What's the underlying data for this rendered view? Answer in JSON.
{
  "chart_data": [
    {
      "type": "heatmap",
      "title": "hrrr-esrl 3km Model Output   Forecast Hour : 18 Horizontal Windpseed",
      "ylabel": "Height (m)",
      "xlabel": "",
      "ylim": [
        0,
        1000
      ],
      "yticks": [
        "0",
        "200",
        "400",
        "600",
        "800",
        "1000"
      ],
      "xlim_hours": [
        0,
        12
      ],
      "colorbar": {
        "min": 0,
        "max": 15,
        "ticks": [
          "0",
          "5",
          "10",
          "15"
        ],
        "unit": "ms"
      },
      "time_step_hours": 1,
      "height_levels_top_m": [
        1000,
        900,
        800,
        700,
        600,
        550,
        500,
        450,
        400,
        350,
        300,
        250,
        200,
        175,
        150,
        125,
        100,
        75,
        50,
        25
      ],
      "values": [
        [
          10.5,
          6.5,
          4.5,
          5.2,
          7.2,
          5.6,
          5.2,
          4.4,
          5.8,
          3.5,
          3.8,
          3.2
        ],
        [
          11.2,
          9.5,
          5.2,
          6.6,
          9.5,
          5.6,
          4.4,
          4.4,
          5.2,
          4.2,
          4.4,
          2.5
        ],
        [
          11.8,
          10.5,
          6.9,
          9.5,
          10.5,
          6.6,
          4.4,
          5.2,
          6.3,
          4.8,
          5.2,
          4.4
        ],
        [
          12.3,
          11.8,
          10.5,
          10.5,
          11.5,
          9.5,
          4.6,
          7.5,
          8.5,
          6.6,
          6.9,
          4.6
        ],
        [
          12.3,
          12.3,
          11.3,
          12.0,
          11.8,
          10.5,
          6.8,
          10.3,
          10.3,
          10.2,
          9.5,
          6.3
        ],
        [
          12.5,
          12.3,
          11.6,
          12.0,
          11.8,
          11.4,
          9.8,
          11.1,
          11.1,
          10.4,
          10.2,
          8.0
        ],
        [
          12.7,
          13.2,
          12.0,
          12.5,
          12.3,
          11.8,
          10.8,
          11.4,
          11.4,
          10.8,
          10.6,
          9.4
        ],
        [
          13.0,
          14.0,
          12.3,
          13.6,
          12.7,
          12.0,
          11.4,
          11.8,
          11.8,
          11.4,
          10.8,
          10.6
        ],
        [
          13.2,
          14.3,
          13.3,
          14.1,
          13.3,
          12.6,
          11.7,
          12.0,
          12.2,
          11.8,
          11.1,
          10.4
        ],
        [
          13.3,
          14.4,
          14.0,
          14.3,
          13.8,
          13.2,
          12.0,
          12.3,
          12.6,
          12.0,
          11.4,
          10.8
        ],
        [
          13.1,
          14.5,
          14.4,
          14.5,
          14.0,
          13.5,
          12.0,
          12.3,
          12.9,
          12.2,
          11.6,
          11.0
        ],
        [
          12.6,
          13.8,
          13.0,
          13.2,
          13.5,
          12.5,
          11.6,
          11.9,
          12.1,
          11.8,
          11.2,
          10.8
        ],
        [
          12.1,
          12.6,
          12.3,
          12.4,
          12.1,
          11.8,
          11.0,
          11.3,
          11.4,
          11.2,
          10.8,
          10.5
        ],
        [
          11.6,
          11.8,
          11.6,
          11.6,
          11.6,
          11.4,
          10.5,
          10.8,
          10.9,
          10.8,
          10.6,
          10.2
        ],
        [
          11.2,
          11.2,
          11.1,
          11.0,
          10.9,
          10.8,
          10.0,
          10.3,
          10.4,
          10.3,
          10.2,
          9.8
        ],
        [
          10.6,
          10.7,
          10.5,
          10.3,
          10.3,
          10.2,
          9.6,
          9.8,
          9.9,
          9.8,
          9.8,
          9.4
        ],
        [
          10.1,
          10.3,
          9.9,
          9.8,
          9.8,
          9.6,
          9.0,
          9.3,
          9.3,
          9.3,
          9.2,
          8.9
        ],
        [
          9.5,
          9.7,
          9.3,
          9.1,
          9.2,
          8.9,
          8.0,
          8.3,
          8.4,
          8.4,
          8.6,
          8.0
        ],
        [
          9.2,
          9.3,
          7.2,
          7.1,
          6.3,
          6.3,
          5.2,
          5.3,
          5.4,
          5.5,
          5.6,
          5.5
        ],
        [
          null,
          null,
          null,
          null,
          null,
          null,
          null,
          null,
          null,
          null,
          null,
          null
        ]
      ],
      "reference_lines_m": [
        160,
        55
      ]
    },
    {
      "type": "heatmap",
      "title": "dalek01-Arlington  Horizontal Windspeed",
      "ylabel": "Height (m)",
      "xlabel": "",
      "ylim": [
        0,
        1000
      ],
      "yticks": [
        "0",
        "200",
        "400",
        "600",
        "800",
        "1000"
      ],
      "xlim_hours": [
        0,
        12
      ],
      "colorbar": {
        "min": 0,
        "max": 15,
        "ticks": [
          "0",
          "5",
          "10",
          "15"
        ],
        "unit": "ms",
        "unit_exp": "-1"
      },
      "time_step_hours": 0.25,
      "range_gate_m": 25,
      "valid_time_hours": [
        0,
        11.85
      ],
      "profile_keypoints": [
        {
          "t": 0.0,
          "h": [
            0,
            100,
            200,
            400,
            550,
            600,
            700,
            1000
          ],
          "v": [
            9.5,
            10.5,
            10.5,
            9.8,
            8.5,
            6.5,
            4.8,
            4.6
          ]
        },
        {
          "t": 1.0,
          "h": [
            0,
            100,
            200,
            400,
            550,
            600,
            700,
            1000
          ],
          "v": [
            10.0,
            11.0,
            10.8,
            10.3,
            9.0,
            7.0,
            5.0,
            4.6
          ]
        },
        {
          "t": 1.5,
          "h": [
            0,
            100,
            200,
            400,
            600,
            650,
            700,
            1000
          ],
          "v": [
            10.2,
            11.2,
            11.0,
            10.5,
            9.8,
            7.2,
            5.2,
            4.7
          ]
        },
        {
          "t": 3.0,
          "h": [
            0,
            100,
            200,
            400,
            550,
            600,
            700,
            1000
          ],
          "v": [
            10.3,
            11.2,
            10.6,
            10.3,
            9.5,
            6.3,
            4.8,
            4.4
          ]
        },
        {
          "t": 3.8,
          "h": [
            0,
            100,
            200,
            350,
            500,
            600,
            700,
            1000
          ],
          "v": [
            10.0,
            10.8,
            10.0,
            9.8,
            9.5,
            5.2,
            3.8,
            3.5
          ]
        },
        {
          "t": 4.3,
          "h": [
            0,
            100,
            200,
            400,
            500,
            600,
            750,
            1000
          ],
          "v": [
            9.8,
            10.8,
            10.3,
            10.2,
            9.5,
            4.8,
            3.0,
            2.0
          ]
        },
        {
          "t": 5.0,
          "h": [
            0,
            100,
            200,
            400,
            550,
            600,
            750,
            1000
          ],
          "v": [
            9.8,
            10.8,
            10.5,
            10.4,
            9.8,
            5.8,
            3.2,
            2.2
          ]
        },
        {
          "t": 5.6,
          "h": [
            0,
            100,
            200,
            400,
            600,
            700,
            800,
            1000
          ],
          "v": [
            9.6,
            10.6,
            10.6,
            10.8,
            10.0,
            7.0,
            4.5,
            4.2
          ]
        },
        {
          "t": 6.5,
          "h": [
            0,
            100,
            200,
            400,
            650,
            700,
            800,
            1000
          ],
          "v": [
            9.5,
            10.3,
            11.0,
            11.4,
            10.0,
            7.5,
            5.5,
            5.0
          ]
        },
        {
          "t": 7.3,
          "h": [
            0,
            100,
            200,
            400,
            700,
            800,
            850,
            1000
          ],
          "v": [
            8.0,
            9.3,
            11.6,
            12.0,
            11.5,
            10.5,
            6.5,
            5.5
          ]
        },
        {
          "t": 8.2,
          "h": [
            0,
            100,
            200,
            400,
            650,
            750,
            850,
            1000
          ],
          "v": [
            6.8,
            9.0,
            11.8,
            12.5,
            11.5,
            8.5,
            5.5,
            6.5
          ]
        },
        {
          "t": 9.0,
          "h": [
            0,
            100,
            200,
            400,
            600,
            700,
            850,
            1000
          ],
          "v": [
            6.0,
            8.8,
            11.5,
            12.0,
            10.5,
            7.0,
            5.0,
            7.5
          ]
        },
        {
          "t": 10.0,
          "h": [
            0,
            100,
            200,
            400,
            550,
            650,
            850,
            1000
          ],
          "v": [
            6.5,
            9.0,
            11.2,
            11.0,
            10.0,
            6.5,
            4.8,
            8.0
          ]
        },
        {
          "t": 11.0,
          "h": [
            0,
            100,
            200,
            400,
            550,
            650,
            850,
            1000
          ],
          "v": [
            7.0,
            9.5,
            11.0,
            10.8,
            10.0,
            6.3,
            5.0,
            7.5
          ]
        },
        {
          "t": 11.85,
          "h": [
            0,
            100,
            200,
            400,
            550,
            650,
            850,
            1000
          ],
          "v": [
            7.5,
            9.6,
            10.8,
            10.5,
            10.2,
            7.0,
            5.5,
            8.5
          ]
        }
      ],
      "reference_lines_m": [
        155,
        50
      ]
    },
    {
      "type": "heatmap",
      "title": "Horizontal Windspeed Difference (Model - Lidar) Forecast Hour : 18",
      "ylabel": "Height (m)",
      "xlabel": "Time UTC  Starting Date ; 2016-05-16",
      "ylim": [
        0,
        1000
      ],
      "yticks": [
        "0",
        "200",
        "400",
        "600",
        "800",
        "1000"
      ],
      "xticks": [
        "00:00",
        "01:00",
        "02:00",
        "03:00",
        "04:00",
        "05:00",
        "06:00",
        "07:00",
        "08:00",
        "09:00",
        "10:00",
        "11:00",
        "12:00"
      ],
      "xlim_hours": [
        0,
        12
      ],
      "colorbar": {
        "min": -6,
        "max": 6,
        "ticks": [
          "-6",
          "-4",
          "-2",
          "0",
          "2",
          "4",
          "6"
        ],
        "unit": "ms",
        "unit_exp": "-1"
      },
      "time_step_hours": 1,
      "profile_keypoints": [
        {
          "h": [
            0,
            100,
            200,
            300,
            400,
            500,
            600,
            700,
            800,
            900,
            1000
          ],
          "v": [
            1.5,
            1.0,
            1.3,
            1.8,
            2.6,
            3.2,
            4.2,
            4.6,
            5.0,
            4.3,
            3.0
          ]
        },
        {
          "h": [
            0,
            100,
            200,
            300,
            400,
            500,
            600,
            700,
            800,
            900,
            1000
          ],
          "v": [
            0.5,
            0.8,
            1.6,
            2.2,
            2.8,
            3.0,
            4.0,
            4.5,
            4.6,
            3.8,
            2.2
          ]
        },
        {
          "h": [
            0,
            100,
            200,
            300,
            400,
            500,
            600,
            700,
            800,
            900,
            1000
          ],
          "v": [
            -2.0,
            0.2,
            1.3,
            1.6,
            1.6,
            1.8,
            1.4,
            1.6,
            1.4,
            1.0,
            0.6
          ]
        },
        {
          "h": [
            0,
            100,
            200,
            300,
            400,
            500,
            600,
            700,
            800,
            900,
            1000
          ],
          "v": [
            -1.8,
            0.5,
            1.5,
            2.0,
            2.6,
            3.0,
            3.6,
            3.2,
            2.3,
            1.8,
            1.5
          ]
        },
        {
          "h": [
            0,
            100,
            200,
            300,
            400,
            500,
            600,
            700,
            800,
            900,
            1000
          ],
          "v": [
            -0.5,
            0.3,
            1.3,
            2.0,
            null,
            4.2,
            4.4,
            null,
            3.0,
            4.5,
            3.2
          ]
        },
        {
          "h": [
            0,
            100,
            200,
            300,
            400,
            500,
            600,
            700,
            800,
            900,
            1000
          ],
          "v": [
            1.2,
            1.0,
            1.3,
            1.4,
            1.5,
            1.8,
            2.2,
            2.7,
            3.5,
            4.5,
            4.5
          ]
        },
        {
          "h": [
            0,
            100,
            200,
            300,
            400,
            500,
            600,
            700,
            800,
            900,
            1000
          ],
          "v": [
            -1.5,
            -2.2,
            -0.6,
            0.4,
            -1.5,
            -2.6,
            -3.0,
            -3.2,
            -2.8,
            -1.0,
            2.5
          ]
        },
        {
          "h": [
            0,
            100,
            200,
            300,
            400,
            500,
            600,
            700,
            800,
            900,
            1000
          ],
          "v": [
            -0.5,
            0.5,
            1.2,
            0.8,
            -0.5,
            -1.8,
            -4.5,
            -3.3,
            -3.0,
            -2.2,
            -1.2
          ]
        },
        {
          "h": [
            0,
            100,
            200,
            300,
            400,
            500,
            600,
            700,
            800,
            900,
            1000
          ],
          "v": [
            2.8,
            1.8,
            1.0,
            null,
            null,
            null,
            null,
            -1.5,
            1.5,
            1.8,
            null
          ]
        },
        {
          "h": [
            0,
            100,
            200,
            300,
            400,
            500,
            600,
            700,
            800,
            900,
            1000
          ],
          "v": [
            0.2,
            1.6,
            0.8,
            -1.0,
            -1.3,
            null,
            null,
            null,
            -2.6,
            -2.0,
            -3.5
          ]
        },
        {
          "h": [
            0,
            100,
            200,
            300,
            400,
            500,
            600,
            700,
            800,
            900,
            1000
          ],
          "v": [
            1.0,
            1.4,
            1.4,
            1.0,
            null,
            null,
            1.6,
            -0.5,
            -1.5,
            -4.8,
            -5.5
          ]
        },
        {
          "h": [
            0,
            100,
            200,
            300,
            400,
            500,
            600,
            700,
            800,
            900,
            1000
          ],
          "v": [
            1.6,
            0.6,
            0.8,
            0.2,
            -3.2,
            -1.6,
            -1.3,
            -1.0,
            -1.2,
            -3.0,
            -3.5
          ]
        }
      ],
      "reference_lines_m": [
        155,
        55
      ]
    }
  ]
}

..............................

**What is being asked**
Copy every line of the listing that includes the string "Windspeed".

**Correct response**
      "title": "dalek01-Arlington  Horizontal Windspeed",
      "title": "Horizontal Windspeed Difference (Model - Lidar) Forecast Hour : 18",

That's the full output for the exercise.